WHAT THE TASK REQUIRES — A verbatim copy of the records is required, with all pictures left out.

RECORD LIST —
☆ ☆ ☆
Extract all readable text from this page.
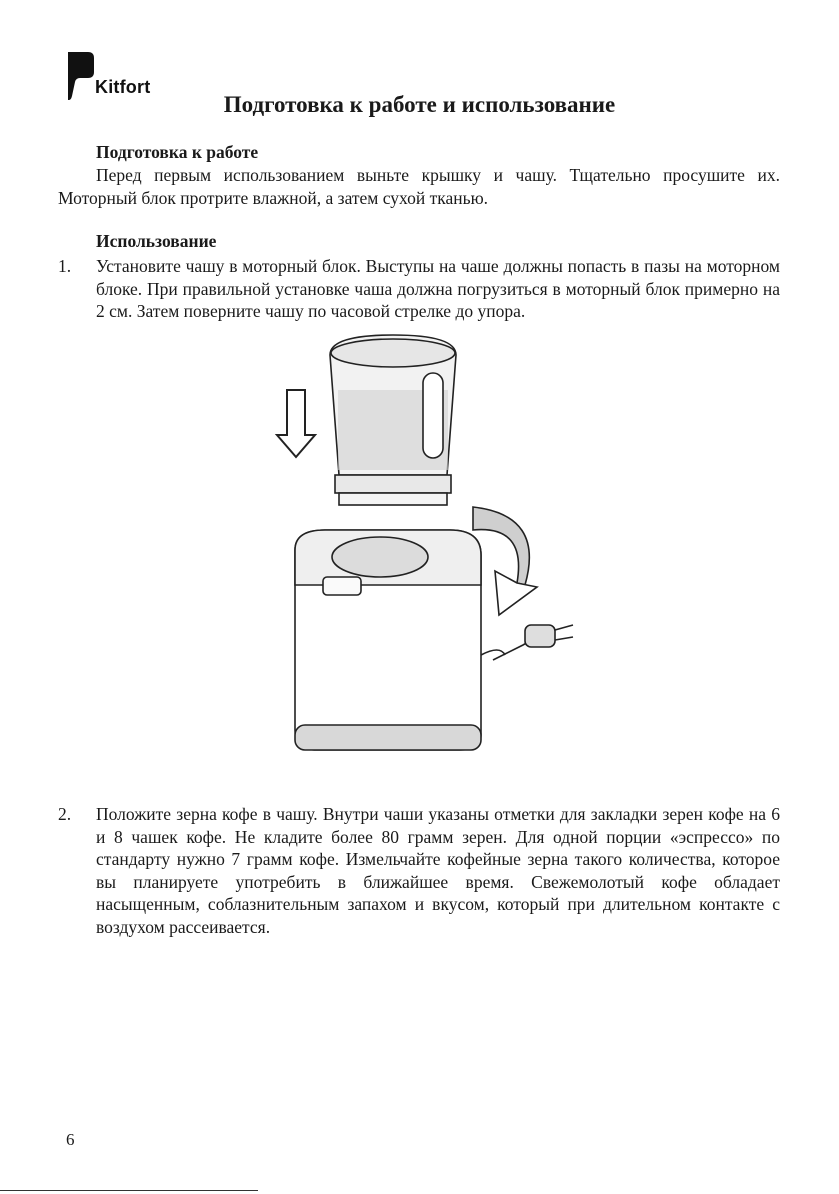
Kitfort
Подготовка к работе и использование
Подготовка к работе
Перед первым использованием выньте крышку и чашу. Тщательно просушите их. Моторный блок протрите влажной, а затем сухой тканью.
Использование
1.	Установите чашу в моторный блок. Выступы на чаше должны попасть в пазы на моторном блоке. При правильной установке чаша должна погрузиться в моторный блок примерно на 2 см. Затем поверните чашу по часовой стрелке до упора.
2.	Положите зерна кофе в чашу. Внутри чаши указаны отметки для закладки зерен кофе на 6 и 8 чашек кофе. Не кладите более 80 грамм зерен. Для одной порции «эспрессо» по стандарту нужно 7 грамм кофе. Измельчайте кофейные зерна такого количества, которое вы планируете употребить в ближайшее время. Свежемолотый кофе обладает насыщенным, соблазнительным запахом и вкусом, который при длительном контакте с воздухом рассеивается.
6
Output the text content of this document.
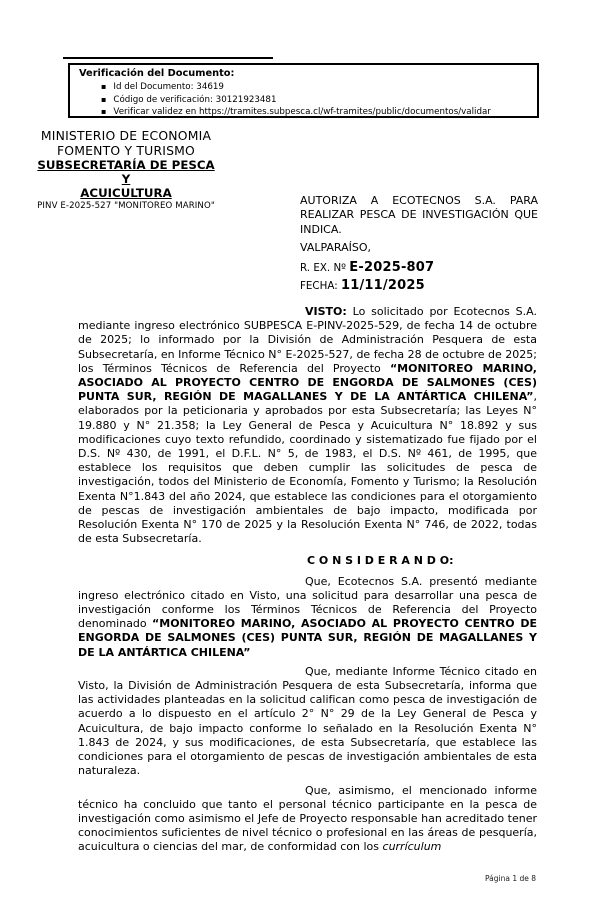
Verificación del Documento:
▪ Id del Documento: 34619
▪ Código de verificación: 30121923481
▪ Verificar validez en https://tramites.subpesca.cl/wf-tramites/public/documentos/validar
MINISTERIO DE ECONOMIA
FOMENTO Y TURISMO
SUBSECRETARÍA DE PESCA Y
ACUICULTURA
PINV E-2025-527 "MONITOREO MARINO"	AUTORIZA A ECOTECNOS S.A. PARA REALIZAR PESCA DE INVESTIGACIÓN QUE INDICA.
VALPARAÍSO,
R. EX. Nº E-2025-807
FECHA: 11/11/2025

VISTO: Lo solicitado por Ecotecnos S.A. mediante ingreso electrónico SUBPESCA E-PINV-2025-529, de fecha 14 de octubre de 2025; lo informado por la División de Administración Pesquera de esta Subsecretaría, en Informe Técnico N° E-2025-527, de fecha 28 de octubre de 2025; los Términos Técnicos de Referencia del Proyecto “MONITOREO MARINO, ASOCIADO AL PROYECTO CENTRO DE ENGORDA DE SALMONES (CES) PUNTA SUR, REGIÓN DE MAGALLANES Y DE LA ANTÁRTICA CHILENA”, elaborados por la peticionaria y aprobados por esta Subsecretaría; las Leyes N° 19.880 y N° 21.358; la Ley General de Pesca y Acuicultura N° 18.892 y sus modificaciones cuyo texto refundido, coordinado y sistematizado fue fijado por el D.S. Nº 430, de 1991, el D.F.L. N° 5, de 1983, el D.S. Nº 461, de 1995, que establece los requisitos que deben cumplir las solicitudes de pesca de investigación, todos del Ministerio de Economía, Fomento y Turismo; la Resolución Exenta N°1.843 del año 2024, que establece las condiciones para el otorgamiento de pescas de investigación ambientales de bajo impacto, modificada por Resolución Exenta N° 170 de 2025 y la Resolución Exenta N° 746, de 2022, todas de esta Subsecretaría.

C O N S I D E R A N D O:

Que, Ecotecnos S.A. presentó mediante ingreso electrónico citado en Visto, una solicitud para desarrollar una pesca de investigación conforme los Términos Técnicos de Referencia del Proyecto denominado “MONITOREO MARINO, ASOCIADO AL PROYECTO CENTRO DE ENGORDA DE SALMONES (CES) PUNTA SUR, REGIÓN DE MAGALLANES Y DE LA ANTÁRTICA CHILENA”

Que, mediante Informe Técnico citado en Visto, la División de Administración Pesquera de esta Subsecretaría, informa que las actividades planteadas en la solicitud califican como pesca de investigación de acuerdo a lo dispuesto en el artículo 2° N° 29 de la Ley General de Pesca y Acuicultura, de bajo impacto conforme lo señalado en la Resolución Exenta N° 1.843 de 2024, y sus modificaciones, de esta Subsecretaría, que establece las condiciones para el otorgamiento de pescas de investigación ambientales de esta naturaleza.

Que, asimismo, el mencionado informe técnico ha concluido que tanto el personal técnico participante en la pesca de investigación como asimismo el Jefe de Proyecto responsable han acreditado tener conocimientos suficientes de nivel técnico o profesional en las áreas de pesquería, acuicultura o ciencias del mar, de conformidad con los currículum

Página 1 de 8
☆ ☆ ☆
ANSWER TO THE TASK —
Extract all readable text from this page.
Kitfort
Подготовка к работе и использование
Подготовка к работе
Перед первым использованием выньте крышку и чашу. Тщательно просушите их. Моторный блок протрите влажной, а затем сухой тканью.
Использование
1.	Установите чашу в моторный блок. Выступы на чаше должны попасть в пазы на моторном блоке. При правильной установке чаша должна погрузиться в моторный блок примерно на 2 см. Затем поверните чашу по часовой стрелке до упора.
2.	Положите зерна кофе в чашу. Внутри чаши указаны отметки для закладки зерен кофе на 6 и 8 чашек кофе. Не кладите более 80 грамм зерен. Для одной порции «эспрессо» по стандарту нужно 7 грамм кофе. Измельчайте кофейные зерна такого количества, которое вы планируете употребить в ближайшее время. Свежемолотый кофе обладает насыщенным, соблазнительным запахом и вкусом, который при длительном контакте с воздухом рассеивается.
6
Output the text content of this document.
Verificación del Documento:
▪ Id del Documento: 34619
▪ Código de verificación: 30121923481
▪ Verificar validez en https://tramites.subpesca.cl/wf-tramites/public/documentos/validar
MINISTERIO DE ECONOMIA
FOMENTO Y TURISMO
SUBSECRETARÍA DE PESCA Y
ACUICULTURA
PINV E-2025-527 "MONITOREO MARINO"	AUTORIZA A ECOTECNOS S.A. PARA REALIZAR PESCA DE INVESTIGACIÓN QUE INDICA.
VALPARAÍSO,
R. EX. Nº E-2025-807
FECHA: 11/11/2025

VISTO: Lo solicitado por Ecotecnos S.A. mediante ingreso electrónico SUBPESCA E-PINV-2025-529, de fecha 14 de octubre de 2025; lo informado por la División de Administración Pesquera de esta Subsecretaría, en Informe Técnico N° E-2025-527, de fecha 28 de octubre de 2025; los Términos Técnicos de Referencia del Proyecto “MONITOREO MARINO, ASOCIADO AL PROYECTO CENTRO DE ENGORDA DE SALMONES (CES) PUNTA SUR, REGIÓN DE MAGALLANES Y DE LA ANTÁRTICA CHILENA”, elaborados por la peticionaria y aprobados por esta Subsecretaría; las Leyes N° 19.880 y N° 21.358; la Ley General de Pesca y Acuicultura N° 18.892 y sus modificaciones cuyo texto refundido, coordinado y sistematizado fue fijado por el D.S. Nº 430, de 1991, el D.F.L. N° 5, de 1983, el D.S. Nº 461, de 1995, que establece los requisitos que deben cumplir las solicitudes de pesca de investigación, todos del Ministerio de Economía, Fomento y Turismo; la Resolución Exenta N°1.843 del año 2024, que establece las condiciones para el otorgamiento de pescas de investigación ambientales de bajo impacto, modificada por Resolución Exenta N° 170 de 2025 y la Resolución Exenta N° 746, de 2022, todas de esta Subsecretaría.

C O N S I D E R A N D O:

Que, Ecotecnos S.A. presentó mediante ingreso electrónico citado en Visto, una solicitud para desarrollar una pesca de investigación conforme los Términos Técnicos de Referencia del Proyecto denominado “MONITOREO MARINO, ASOCIADO AL PROYECTO CENTRO DE ENGORDA DE SALMONES (CES) PUNTA SUR, REGIÓN DE MAGALLANES Y DE LA ANTÁRTICA CHILENA”

Que, mediante Informe Técnico citado en Visto, la División de Administración Pesquera de esta Subsecretaría, informa que las actividades planteadas en la solicitud califican como pesca de investigación de acuerdo a lo dispuesto en el artículo 2° N° 29 de la Ley General de Pesca y Acuicultura, de bajo impacto conforme lo señalado en la Resolución Exenta N° 1.843 de 2024, y sus modificaciones, de esta Subsecretaría, que establece las condiciones para el otorgamiento de pescas de investigación ambientales de esta naturaleza.

Que, asimismo, el mencionado informe técnico ha concluido que tanto el personal técnico participante en la pesca de investigación como asimismo el Jefe de Proyecto responsable han acreditado tener conocimientos suficientes de nivel técnico o profesional en las áreas de pesquería, acuicultura o ciencias del mar, de conformidad con los currículum

Página 1 de 8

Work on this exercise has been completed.